# Description of the task
Go line by line through the records below. Copy whichever lines contain the string "title".

Entries from a visual dataset

# # # # # # #

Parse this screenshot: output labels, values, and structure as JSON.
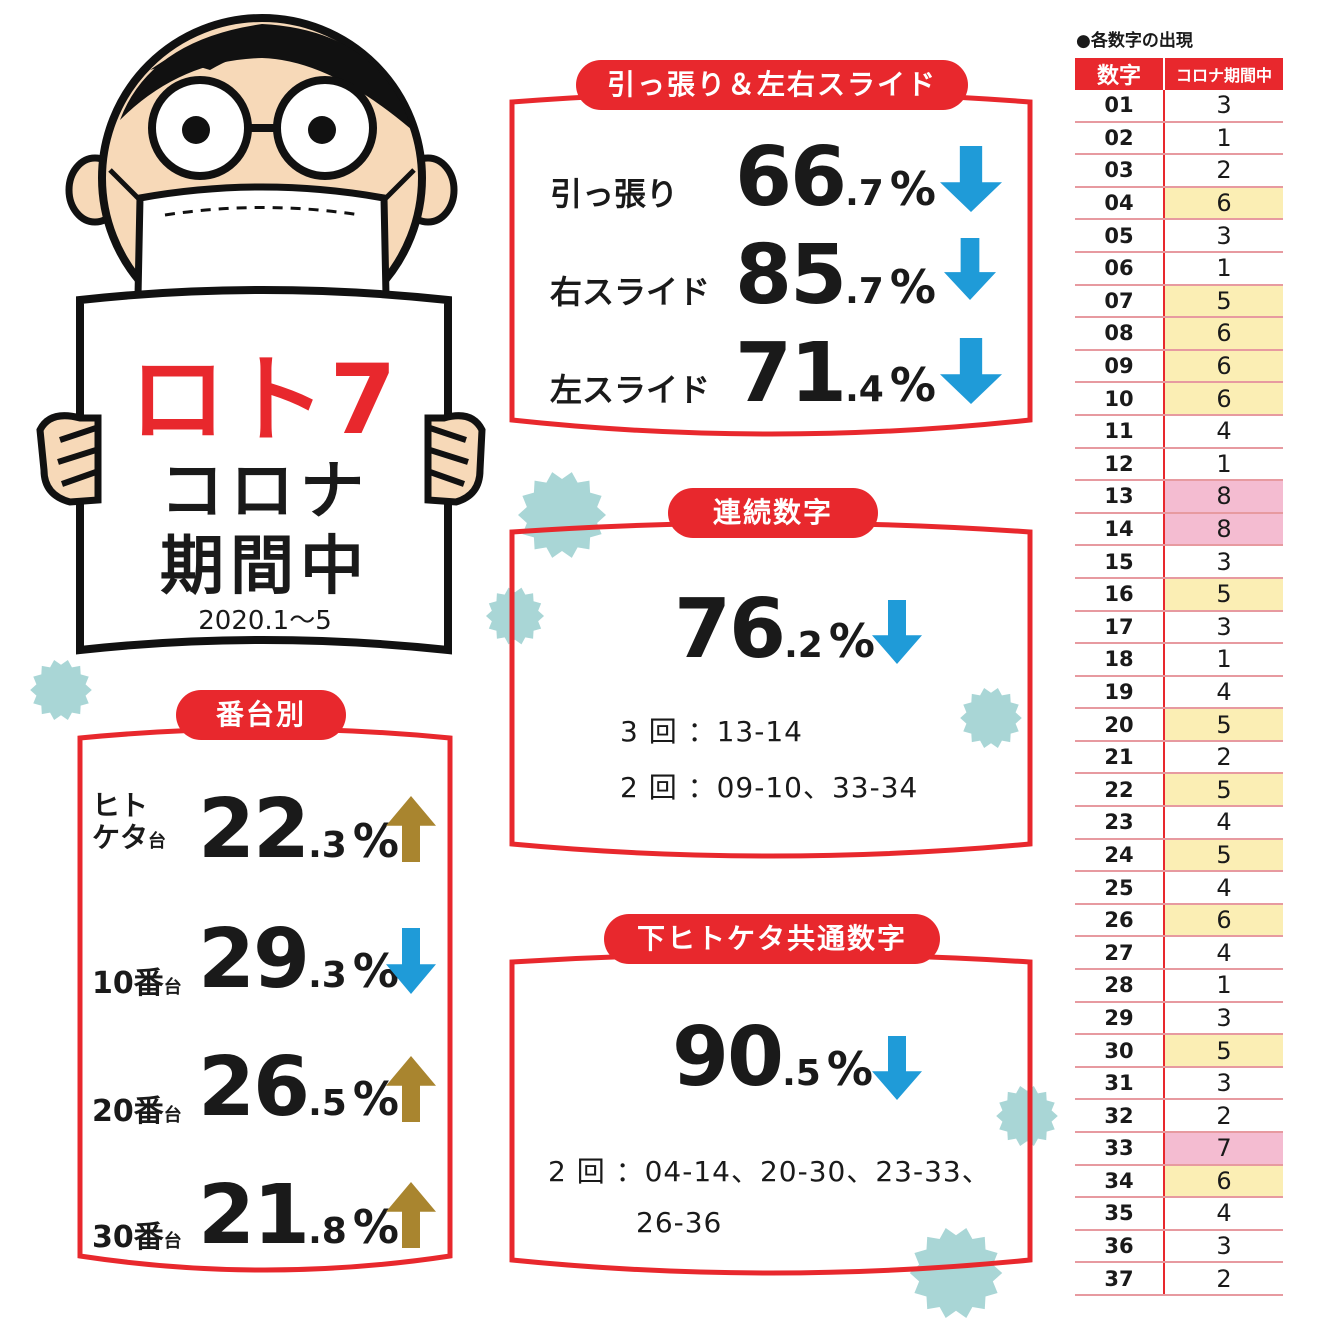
{
  "colors": {
    "accent": "#e8282d",
    "down_arrow": "#1f9bd8",
    "up_arrow": "#a9852f",
    "virus": "#a9d6d6",
    "hl_yellow": "#fbeeb4",
    "hl_pink": "#f4bcd1"
  },
  "hero": {
    "lotto": "ロト7",
    "corona": "コロナ",
    "period": "期間中",
    "date": "2020.1～5"
  },
  "pull_slide": {
    "title": "引っ張り＆左右スライド",
    "rows": [
      {
        "label": "引っ張り",
        "int": "66",
        "dec": ".7",
        "pct": "%",
        "trend": "down"
      },
      {
        "label": "右スライド",
        "int": "85",
        "dec": ".7",
        "pct": "%",
        "trend": "down"
      },
      {
        "label": "左スライド",
        "int": "71",
        "dec": ".4",
        "pct": "%",
        "trend": "down"
      }
    ]
  },
  "consecutive": {
    "title": "連続数字",
    "int": "76",
    "dec": ".2",
    "pct": "%",
    "trend": "down",
    "notes": [
      "3 回 ：13-14",
      "2 回 ：09-10、33-34"
    ]
  },
  "last_digit": {
    "title": "下ヒトケタ共通数字",
    "int": "90",
    "dec": ".5",
    "pct": "%",
    "trend": "down",
    "notes": [
      "2 回 ：04-14、20-30、23-33、",
      "26-36"
    ]
  },
  "ranges": {
    "title": "番台別",
    "rows": [
      {
        "label1": "ヒト",
        "label2": "ケタ",
        "suffix": "台",
        "int": "22",
        "dec": ".3",
        "pct": "%",
        "trend": "up"
      },
      {
        "label1": "",
        "label2": "10番",
        "suffix": "台",
        "int": "29",
        "dec": ".3",
        "pct": "%",
        "trend": "down"
      },
      {
        "label1": "",
        "label2": "20番",
        "suffix": "台",
        "int": "26",
        "dec": ".5",
        "pct": "%",
        "trend": "up"
      },
      {
        "label1": "",
        "label2": "30番",
        "suffix": "台",
        "int": "21",
        "dec": ".8",
        "pct": "%",
        "trend": "up"
      }
    ]
  },
  "table": {
    "title": "●各数字の出現",
    "headers": [
      "数字",
      "コロナ期間中"
    ],
    "rows": [
      [
        "01",
        "3",
        ""
      ],
      [
        "02",
        "1",
        ""
      ],
      [
        "03",
        "2",
        ""
      ],
      [
        "04",
        "6",
        "y"
      ],
      [
        "05",
        "3",
        ""
      ],
      [
        "06",
        "1",
        ""
      ],
      [
        "07",
        "5",
        "y"
      ],
      [
        "08",
        "6",
        "y"
      ],
      [
        "09",
        "6",
        "y"
      ],
      [
        "10",
        "6",
        "y"
      ],
      [
        "11",
        "4",
        ""
      ],
      [
        "12",
        "1",
        ""
      ],
      [
        "13",
        "8",
        "p"
      ],
      [
        "14",
        "8",
        "p"
      ],
      [
        "15",
        "3",
        ""
      ],
      [
        "16",
        "5",
        "y"
      ],
      [
        "17",
        "3",
        ""
      ],
      [
        "18",
        "1",
        ""
      ],
      [
        "19",
        "4",
        ""
      ],
      [
        "20",
        "5",
        "y"
      ],
      [
        "21",
        "2",
        ""
      ],
      [
        "22",
        "5",
        "y"
      ],
      [
        "23",
        "4",
        ""
      ],
      [
        "24",
        "5",
        "y"
      ],
      [
        "25",
        "4",
        ""
      ],
      [
        "26",
        "6",
        "y"
      ],
      [
        "27",
        "4",
        ""
      ],
      [
        "28",
        "1",
        ""
      ],
      [
        "29",
        "3",
        ""
      ],
      [
        "30",
        "5",
        "y"
      ],
      [
        "31",
        "3",
        ""
      ],
      [
        "32",
        "2",
        ""
      ],
      [
        "33",
        "7",
        "p"
      ],
      [
        "34",
        "6",
        "y"
      ],
      [
        "35",
        "4",
        ""
      ],
      [
        "36",
        "3",
        ""
      ],
      [
        "37",
        "2",
        ""
      ]
    ]
  }
}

# # # # # # #

# Completed exercise
    "title": "引っ張り＆左右スライド",
    "title": "連続数字",
    "title": "下ヒトケタ共通数字",
    "title": "番台別",
    "title": "●各数字の出現",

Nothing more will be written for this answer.